• WHAT IS NEEDED
Return the listing below verbatim. Pictures do not belong in the copy.

• DATA SECTION
######
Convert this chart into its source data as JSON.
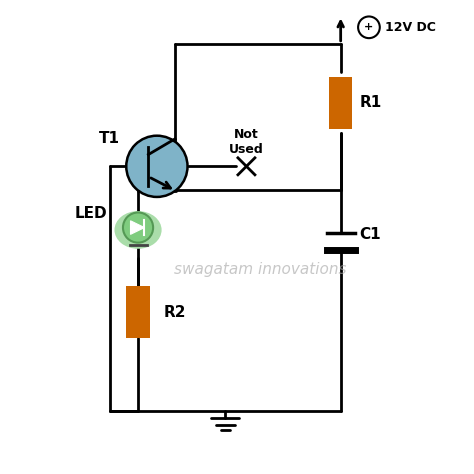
{
  "bg_color": "#ffffff",
  "line_color": "#000000",
  "resistor_color": "#cc6600",
  "transistor_fill": "#7fb3c8",
  "led_fill": "#7fcc7f",
  "led_glow": "#aaddaa",
  "wire_lw": 2.0,
  "title_text": "swagatam innovations",
  "title_color": "#aaaaaa",
  "title_fontsize": 11,
  "supply_label": "12V DC",
  "r1_label": "R1",
  "r2_label": "R2",
  "c1_label": "C1",
  "t1_label": "T1",
  "led_label": "LED",
  "not_used_label": "Not\nUsed"
}
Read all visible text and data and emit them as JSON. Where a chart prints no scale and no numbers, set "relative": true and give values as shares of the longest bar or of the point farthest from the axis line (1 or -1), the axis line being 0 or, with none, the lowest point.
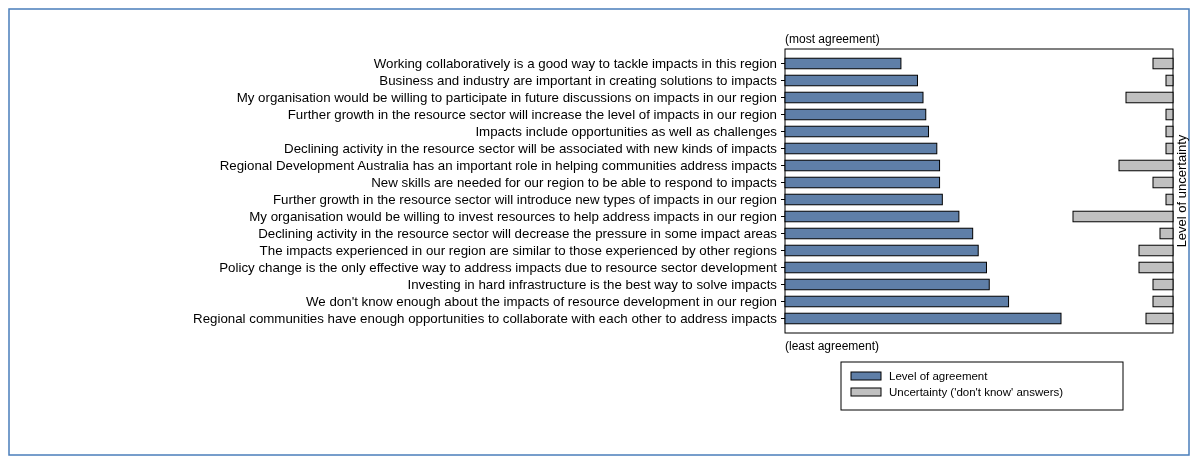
{
  "chart_data": [
    {
      "type": "bar",
      "orientation": "horizontal",
      "relative": true,
      "legend": "bottom",
      "categories": [
        "Working collaboratively is a good way to tackle impacts in this region",
        "Business and industry are important in creating solutions to impacts",
        "My organisation would be willing to participate in future discussions on impacts in our region",
        "Further growth  in the resource sector will increase the level of impacts in our region",
        "Impacts include opportunities as well as challenges",
        "Declining activity in the resource sector will be associated with new kinds of impacts",
        "Regional Development Australia has an important role in helping communities address impacts",
        "New skills are needed for our region to be able to respond to impacts",
        "Further growth  in the resource sector will introduce new types of impacts in our region",
        "My organisation would be willing to invest resources to help address impacts in our region",
        "Declining activity in the resource sector will decrease the pressure in some impact areas",
        "The impacts experienced in our region are similar to those experienced by other regions",
        "Policy change is the only effective way to address impacts due to resource sector development",
        "Investing in hard infrastructure is the best way to solve impacts",
        "We don't know enough about the impacts of resource development in our region",
        "Regional communities have enough opportunities to collaborate with each other to address impacts"
      ],
      "series": [
        {
          "name": "Level of agreement",
          "color": "#5f7fa8",
          "values": [
            0.42,
            0.48,
            0.5,
            0.51,
            0.52,
            0.55,
            0.56,
            0.56,
            0.57,
            0.63,
            0.68,
            0.7,
            0.73,
            0.74,
            0.81,
            1
          ]
        }
      ],
      "annotations": [
        "(most agreement)",
        "(least agreement)"
      ]
    },
    {
      "type": "bar",
      "orientation": "horizontal",
      "relative": true,
      "legend": "bottom",
      "ylabel": "Level of uncertainty",
      "categories": [
        null,
        null,
        null,
        null,
        null,
        null,
        null,
        null,
        null,
        null,
        null,
        null,
        null,
        null,
        null,
        null
      ],
      "series": [
        {
          "name": "Uncertainty ('don't know' answers)",
          "color": "#c0c0c0",
          "values": [
            0.2,
            0.07,
            0.47,
            0.07,
            0.07,
            0.07,
            0.54,
            0.2,
            0.07,
            1,
            0.13,
            0.34,
            0.34,
            0.2,
            0.2,
            0.27
          ]
        }
      ]
    }
  ]
}
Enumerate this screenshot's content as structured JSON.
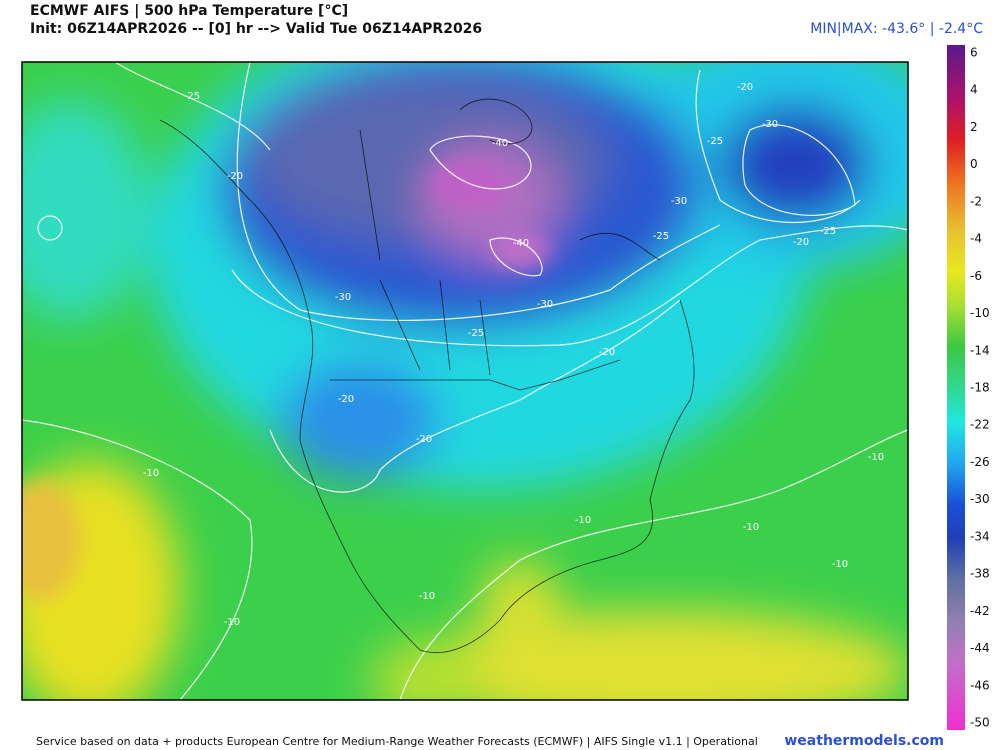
######
• EXPECTED ANSWER
Convert this chart into its source data as JSON.
{
  "bg_color": "#ffffff",
  "line_color": "#000000",
  "resistor_color": "#cc6600",
  "transistor_fill": "#7fb3c8",
  "led_fill": "#7fcc7f",
  "led_glow": "#aaddaa",
  "wire_lw": 2.0,
  "title_text": "swagatam innovations",
  "title_color": "#aaaaaa",
  "title_fontsize": 11,
  "supply_label": "12V DC",
  "r1_label": "R1",
  "r2_label": "R2",
  "c1_label": "C1",
  "t1_label": "T1",
  "led_label": "LED",
  "not_used_label": "Not\nUsed"
}
Read all visible text and data and emit them as JSON. Where a chart prints no scale and no numbers, set "relative": true and give values as shares of the longest bar or of the point farthest from the axis line (1 or -1), the axis line being 0 or, with none, the lowest point.
{
  "chart_data": [
    {
      "type": "bar",
      "orientation": "horizontal",
      "relative": true,
      "legend": "bottom",
      "categories": [
        "Working collaboratively is a good way to tackle impacts in this region",
        "Business and industry are important in creating solutions to impacts",
        "My organisation would be willing to participate in future discussions on impacts in our region",
        "Further growth  in the resource sector will increase the level of impacts in our region",
        "Impacts include opportunities as well as challenges",
        "Declining activity in the resource sector will be associated with new kinds of impacts",
        "Regional Development Australia has an important role in helping communities address impacts",
        "New skills are needed for our region to be able to respond to impacts",
        "Further growth  in the resource sector will introduce new types of impacts in our region",
        "My organisation would be willing to invest resources to help address impacts in our region",
        "Declining activity in the resource sector will decrease the pressure in some impact areas",
        "The impacts experienced in our region are similar to those experienced by other regions",
        "Policy change is the only effective way to address impacts due to resource sector development",
        "Investing in hard infrastructure is the best way to solve impacts",
        "We don't know enough about the impacts of resource development in our region",
        "Regional communities have enough opportunities to collaborate with each other to address impacts"
      ],
      "series": [
        {
          "name": "Level of agreement",
          "color": "#5f7fa8",
          "values": [
            0.42,
            0.48,
            0.5,
            0.51,
            0.52,
            0.55,
            0.56,
            0.56,
            0.57,
            0.63,
            0.68,
            0.7,
            0.73,
            0.74,
            0.81,
            1
          ]
        }
      ],
      "annotations": [
        "(most agreement)",
        "(least agreement)"
      ]
    },
    {
      "type": "bar",
      "orientation": "horizontal",
      "relative": true,
      "legend": "bottom",
      "ylabel": "Level of uncertainty",
      "categories": [
        null,
        null,
        null,
        null,
        null,
        null,
        null,
        null,
        null,
        null,
        null,
        null,
        null,
        null,
        null,
        null
      ],
      "series": [
        {
          "name": "Uncertainty ('don't know' answers)",
          "color": "#c0c0c0",
          "values": [
            0.2,
            0.07,
            0.47,
            0.07,
            0.07,
            0.07,
            0.54,
            0.2,
            0.07,
            1,
            0.13,
            0.34,
            0.34,
            0.2,
            0.2,
            0.27
          ]
        }
      ]
    }
  ]
}
Enumerate this screenshot's content as structured JSON.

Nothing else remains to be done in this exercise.